- **What this task involves**: Transcribe the material in full, exactly as written.

---------- Dataset rows

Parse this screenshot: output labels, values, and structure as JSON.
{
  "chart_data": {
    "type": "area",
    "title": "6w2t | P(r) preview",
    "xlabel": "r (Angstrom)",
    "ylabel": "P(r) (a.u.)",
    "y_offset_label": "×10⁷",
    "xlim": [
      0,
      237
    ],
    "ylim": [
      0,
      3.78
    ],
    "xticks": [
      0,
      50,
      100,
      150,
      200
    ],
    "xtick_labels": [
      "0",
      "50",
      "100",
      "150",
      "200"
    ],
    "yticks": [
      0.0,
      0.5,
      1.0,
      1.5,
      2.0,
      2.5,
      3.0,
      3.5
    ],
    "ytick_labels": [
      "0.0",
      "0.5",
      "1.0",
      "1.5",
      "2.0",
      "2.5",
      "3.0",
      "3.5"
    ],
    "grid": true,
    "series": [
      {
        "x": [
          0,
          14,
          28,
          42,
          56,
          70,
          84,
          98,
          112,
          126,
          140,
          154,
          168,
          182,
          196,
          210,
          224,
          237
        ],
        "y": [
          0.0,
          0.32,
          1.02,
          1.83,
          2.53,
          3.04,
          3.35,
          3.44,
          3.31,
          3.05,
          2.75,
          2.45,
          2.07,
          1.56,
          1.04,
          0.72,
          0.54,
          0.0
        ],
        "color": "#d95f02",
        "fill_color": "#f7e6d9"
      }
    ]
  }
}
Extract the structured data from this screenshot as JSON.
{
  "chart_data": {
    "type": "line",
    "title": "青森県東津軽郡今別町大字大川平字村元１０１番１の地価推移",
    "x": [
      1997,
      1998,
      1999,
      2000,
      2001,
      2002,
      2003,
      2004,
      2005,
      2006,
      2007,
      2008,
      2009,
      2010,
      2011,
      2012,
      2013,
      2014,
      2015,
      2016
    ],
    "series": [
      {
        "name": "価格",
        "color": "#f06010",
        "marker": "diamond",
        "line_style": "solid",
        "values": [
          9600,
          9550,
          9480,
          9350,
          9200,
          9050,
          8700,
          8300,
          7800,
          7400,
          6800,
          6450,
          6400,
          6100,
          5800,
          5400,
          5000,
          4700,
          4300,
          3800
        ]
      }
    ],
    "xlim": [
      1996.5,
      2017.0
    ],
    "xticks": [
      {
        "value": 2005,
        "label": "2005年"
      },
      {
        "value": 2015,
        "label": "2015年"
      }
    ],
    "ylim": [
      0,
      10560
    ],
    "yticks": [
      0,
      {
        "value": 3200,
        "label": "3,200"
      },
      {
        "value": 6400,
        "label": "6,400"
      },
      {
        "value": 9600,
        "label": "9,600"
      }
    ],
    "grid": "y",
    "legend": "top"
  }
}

--------------------

- **In response**:
Parse this screenshot: output labels, values, and structure as JSON.
{
  "chart_data": {
    "type": "area",
    "title": "6w2t | P(r) preview",
    "xlabel": "r (Angstrom)",
    "ylabel": "P(r) (a.u.)",
    "y_offset_label": "×10⁷",
    "xlim": [
      0,
      237
    ],
    "ylim": [
      0,
      3.78
    ],
    "xticks": [
      0,
      50,
      100,
      150,
      200
    ],
    "xtick_labels": [
      "0",
      "50",
      "100",
      "150",
      "200"
    ],
    "yticks": [
      0.0,
      0.5,
      1.0,
      1.5,
      2.0,
      2.5,
      3.0,
      3.5
    ],
    "ytick_labels": [
      "0.0",
      "0.5",
      "1.0",
      "1.5",
      "2.0",
      "2.5",
      "3.0",
      "3.5"
    ],
    "grid": true,
    "series": [
      {
        "x": [
          0,
          14,
          28,
          42,
          56,
          70,
          84,
          98,
          112,
          126,
          140,
          154,
          168,
          182,
          196,
          210,
          224,
          237
        ],
        "y": [
          0.0,
          0.32,
          1.02,
          1.83,
          2.53,
          3.04,
          3.35,
          3.44,
          3.31,
          3.05,
          2.75,
          2.45,
          2.07,
          1.56,
          1.04,
          0.72,
          0.54,
          0.0
        ],
        "color": "#d95f02",
        "fill_color": "#f7e6d9"
      }
    ]
  }
}
Extract the structured data from this screenshot as JSON.
{
  "chart_data": {
    "type": "line",
    "title": "青森県東津軽郡今別町大字大川平字村元１０１番１の地価推移",
    "x": [
      1997,
      1998,
      1999,
      2000,
      2001,
      2002,
      2003,
      2004,
      2005,
      2006,
      2007,
      2008,
      2009,
      2010,
      2011,
      2012,
      2013,
      2014,
      2015,
      2016
    ],
    "series": [
      {
        "name": "価格",
        "color": "#f06010",
        "marker": "diamond",
        "line_style": "solid",
        "values": [
          9600,
          9550,
          9480,
          9350,
          9200,
          9050,
          8700,
          8300,
          7800,
          7400,
          6800,
          6450,
          6400,
          6100,
          5800,
          5400,
          5000,
          4700,
          4300,
          3800
        ]
      }
    ],
    "xlim": [
      1996.5,
      2017.0
    ],
    "xticks": [
      {
        "value": 2005,
        "label": "2005年"
      },
      {
        "value": 2015,
        "label": "2015年"
      }
    ],
    "ylim": [
      0,
      10560
    ],
    "yticks": [
      0,
      {
        "value": 3200,
        "label": "3,200"
      },
      {
        "value": 6400,
        "label": "6,400"
      },
      {
        "value": 9600,
        "label": "9,600"
      }
    ],
    "grid": "y",
    "legend": "top"
  }
}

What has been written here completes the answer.